**Exercise details**
Gather every line in the records below that contains the word "text".

(Records from a dataset)
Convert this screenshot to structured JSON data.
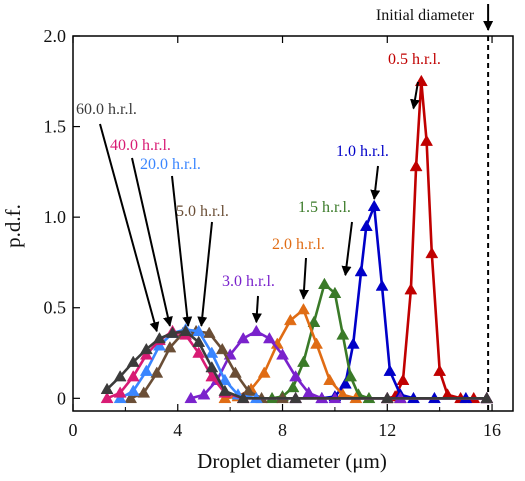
{
  "chart_data": {
    "type": "line",
    "xlabel": "Droplet diameter (μm)",
    "ylabel": "p.d.f.",
    "xlim": [
      0,
      16.8
    ],
    "ylim": [
      -0.07,
      2.0
    ],
    "xticks": [
      0,
      4,
      8,
      12,
      16
    ],
    "xtick_labels": [
      "0",
      "4",
      "8",
      "12",
      "16"
    ],
    "yticks": [
      0,
      0.5,
      1.0,
      1.5,
      2.0
    ],
    "ytick_labels": [
      "0",
      "0.5",
      "1.0",
      "1.5",
      "2.0"
    ],
    "reference_line": {
      "x": 15.85,
      "label": "Initial diameter",
      "style": "dashed"
    },
    "series": [
      {
        "name": "0.5 h.r.l.",
        "color": "#c00000",
        "x": [
          12.0,
          12.3,
          12.6,
          12.9,
          13.1,
          13.3,
          13.5,
          13.7,
          14.0,
          14.3,
          14.8,
          15.3,
          15.8
        ],
        "y": [
          0.0,
          0.01,
          0.1,
          0.6,
          1.28,
          1.75,
          1.42,
          0.8,
          0.15,
          0.02,
          0.0,
          0.0,
          0.0
        ],
        "annotation": {
          "text": "0.5 h.r.l.",
          "target": [
            13.0,
            1.6
          ]
        }
      },
      {
        "name": "1.0 h.r.l.",
        "color": "#0000c8",
        "x": [
          9.5,
          10.0,
          10.4,
          10.7,
          11.0,
          11.2,
          11.5,
          11.8,
          12.1,
          12.5,
          13.0,
          13.8,
          15.0,
          15.8
        ],
        "y": [
          0.0,
          0.01,
          0.08,
          0.3,
          0.7,
          0.95,
          1.06,
          0.62,
          0.15,
          0.02,
          0.0,
          0.0,
          0.0,
          0.0
        ],
        "annotation": {
          "text": "1.0 h.r.l.",
          "target": [
            11.5,
            1.1
          ]
        }
      },
      {
        "name": "1.5 h.r.l.",
        "color": "#3a7a28",
        "x": [
          7.6,
          8.0,
          8.4,
          8.8,
          9.2,
          9.6,
          10.0,
          10.3,
          10.6,
          10.9,
          11.3,
          12.5,
          15.8
        ],
        "y": [
          0.0,
          0.01,
          0.06,
          0.2,
          0.42,
          0.63,
          0.58,
          0.35,
          0.12,
          0.02,
          0.0,
          0.0,
          0.0
        ],
        "annotation": {
          "text": "1.5 h.r.l.",
          "target": [
            10.4,
            0.68
          ]
        }
      },
      {
        "name": "2.0 h.r.l.",
        "color": "#e06c14",
        "x": [
          5.8,
          6.3,
          6.8,
          7.3,
          7.8,
          8.3,
          8.8,
          9.3,
          9.8,
          10.3,
          10.8,
          12.5,
          15.8
        ],
        "y": [
          0.0,
          0.01,
          0.05,
          0.14,
          0.3,
          0.43,
          0.49,
          0.3,
          0.1,
          0.02,
          0.0,
          0.0,
          0.0
        ],
        "annotation": {
          "text": "2.0 h.r.l.",
          "target": [
            8.8,
            0.55
          ]
        }
      },
      {
        "name": "3.0 h.r.l.",
        "color": "#7a22cc",
        "x": [
          4.5,
          5.0,
          5.5,
          6.0,
          6.5,
          7.0,
          7.5,
          8.0,
          8.5,
          9.0,
          9.5,
          10.0,
          12.5,
          15.8
        ],
        "y": [
          0.0,
          0.02,
          0.1,
          0.24,
          0.33,
          0.37,
          0.33,
          0.24,
          0.12,
          0.03,
          0.0,
          0.0,
          0.0,
          0.0
        ],
        "annotation": {
          "text": "3.0 h.r.l.",
          "target": [
            7.0,
            0.42
          ]
        }
      },
      {
        "name": "5.0 h.r.l.",
        "color": "#6a4e36",
        "x": [
          2.2,
          2.7,
          3.2,
          3.7,
          4.2,
          4.7,
          5.2,
          5.7,
          6.2,
          6.7,
          7.2,
          8.0,
          12.0,
          15.8
        ],
        "y": [
          0.0,
          0.03,
          0.14,
          0.28,
          0.36,
          0.37,
          0.36,
          0.27,
          0.14,
          0.04,
          0.0,
          0.0,
          0.0,
          0.0
        ],
        "annotation": {
          "text": "5.0 h.r.l.",
          "target": [
            4.9,
            0.4
          ]
        }
      },
      {
        "name": "20.0 h.r.l.",
        "color": "#3a86ff",
        "x": [
          1.8,
          2.3,
          2.8,
          3.3,
          3.8,
          4.3,
          4.8,
          5.3,
          5.8,
          6.3,
          7.0,
          8.5,
          12.0,
          15.8
        ],
        "y": [
          0.0,
          0.04,
          0.15,
          0.29,
          0.36,
          0.38,
          0.37,
          0.25,
          0.1,
          0.02,
          0.0,
          0.0,
          0.0,
          0.0
        ],
        "annotation": {
          "text": "20.0 h.r.l.",
          "target": [
            4.4,
            0.4
          ]
        }
      },
      {
        "name": "40.0 h.r.l.",
        "color": "#d81b74",
        "x": [
          1.3,
          1.8,
          2.3,
          2.8,
          3.3,
          3.8,
          4.3,
          4.8,
          5.3,
          5.8,
          6.5,
          8.5,
          12.0,
          15.8
        ],
        "y": [
          0.0,
          0.03,
          0.12,
          0.24,
          0.32,
          0.37,
          0.35,
          0.25,
          0.12,
          0.03,
          0.0,
          0.0,
          0.0,
          0.0
        ],
        "annotation": {
          "text": "40.0 h.r.l.",
          "target": [
            3.7,
            0.4
          ]
        }
      },
      {
        "name": "60.0 h.r.l.",
        "color": "#3b3b3b",
        "x": [
          1.3,
          1.8,
          2.3,
          2.8,
          3.3,
          3.8,
          4.3,
          4.8,
          5.3,
          5.8,
          6.5,
          8.5,
          12.0,
          15.8
        ],
        "y": [
          0.05,
          0.12,
          0.2,
          0.27,
          0.33,
          0.36,
          0.37,
          0.31,
          0.17,
          0.04,
          0.0,
          0.0,
          0.0,
          0.0
        ],
        "annotation": {
          "text": "60.0 h.r.l.",
          "target": [
            3.2,
            0.37
          ]
        }
      }
    ]
  }
}
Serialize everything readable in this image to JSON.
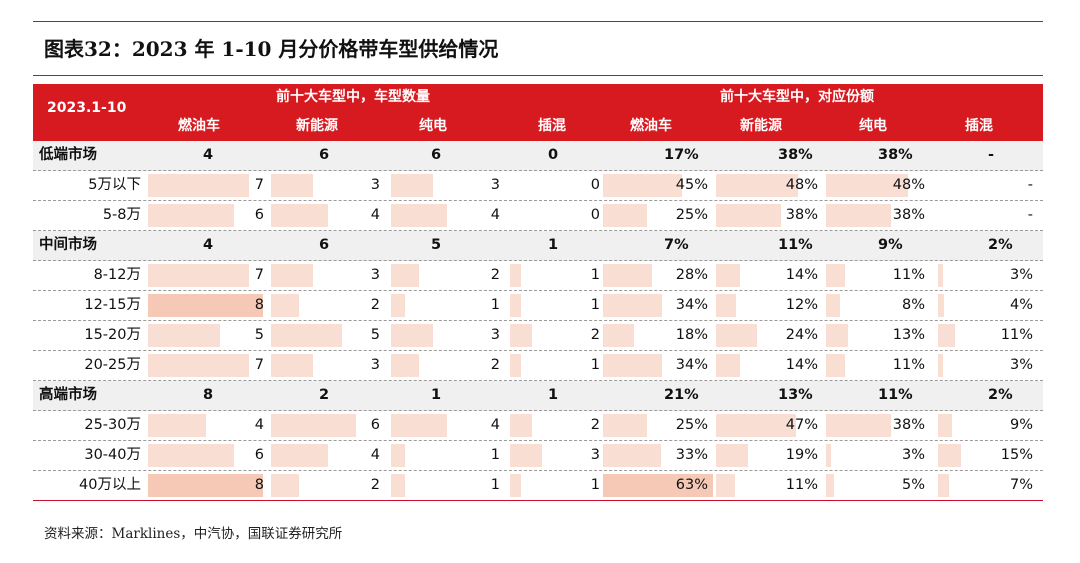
{
  "title": "图表32：2023 年 1-10 月分价格带车型供给情况",
  "header": {
    "period": "2023.1-10",
    "group_count": "前十大车型中，车型数量",
    "group_share": "前十大车型中，对应份额",
    "columns": [
      "燃油车",
      "新能源",
      "纯电",
      "插混",
      "燃油车",
      "新能源",
      "纯电",
      "插混"
    ]
  },
  "groups": [
    {
      "name": "低端市场",
      "values": [
        "4",
        "6",
        "6",
        "0",
        "17%",
        "38%",
        "38%",
        "-"
      ],
      "rows": [
        {
          "label": "5万以下",
          "values": [
            "7",
            "3",
            "3",
            "0",
            "45%",
            "48%",
            "48%",
            "-"
          ]
        },
        {
          "label": "5-8万",
          "values": [
            "6",
            "4",
            "4",
            "0",
            "25%",
            "38%",
            "38%",
            "-"
          ]
        }
      ]
    },
    {
      "name": "中间市场",
      "values": [
        "4",
        "6",
        "5",
        "1",
        "7%",
        "11%",
        "9%",
        "2%"
      ],
      "rows": [
        {
          "label": "8-12万",
          "values": [
            "7",
            "3",
            "2",
            "1",
            "28%",
            "14%",
            "11%",
            "3%"
          ]
        },
        {
          "label": "12-15万",
          "values": [
            "8",
            "2",
            "1",
            "1",
            "34%",
            "12%",
            "8%",
            "4%"
          ]
        },
        {
          "label": "15-20万",
          "values": [
            "5",
            "5",
            "3",
            "2",
            "18%",
            "24%",
            "13%",
            "11%"
          ]
        },
        {
          "label": "20-25万",
          "values": [
            "7",
            "3",
            "2",
            "1",
            "34%",
            "14%",
            "11%",
            "3%"
          ]
        }
      ]
    },
    {
      "name": "高端市场",
      "values": [
        "8",
        "2",
        "1",
        "1",
        "21%",
        "13%",
        "11%",
        "2%"
      ],
      "rows": [
        {
          "label": "25-30万",
          "values": [
            "4",
            "6",
            "4",
            "2",
            "25%",
            "47%",
            "38%",
            "9%"
          ]
        },
        {
          "label": "30-40万",
          "values": [
            "6",
            "4",
            "1",
            "3",
            "33%",
            "19%",
            "3%",
            "15%"
          ]
        },
        {
          "label": "40万以上",
          "values": [
            "8",
            "2",
            "1",
            "1",
            "63%",
            "11%",
            "5%",
            "7%"
          ]
        }
      ]
    }
  ],
  "source": "资料来源：Marklines，中汽协，国联证券研究所",
  "colors": {
    "accent": "#d71920",
    "rule": "#c8102e",
    "bar": "#f9ded3",
    "bar_highlight": "#f5c9b5",
    "group_bg": "#f0f0f0"
  }
}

**Solved exercise**
          "text": "0.5 h.r.l.",
          "text": "1.0 h.r.l.",
          "text": "1.5 h.r.l.",
          "text": "2.0 h.r.l.",
          "text": "3.0 h.r.l.",
          "text": "5.0 h.r.l.",
          "text": "20.0 h.r.l.",
          "text": "40.0 h.r.l.",
          "text": "60.0 h.r.l.",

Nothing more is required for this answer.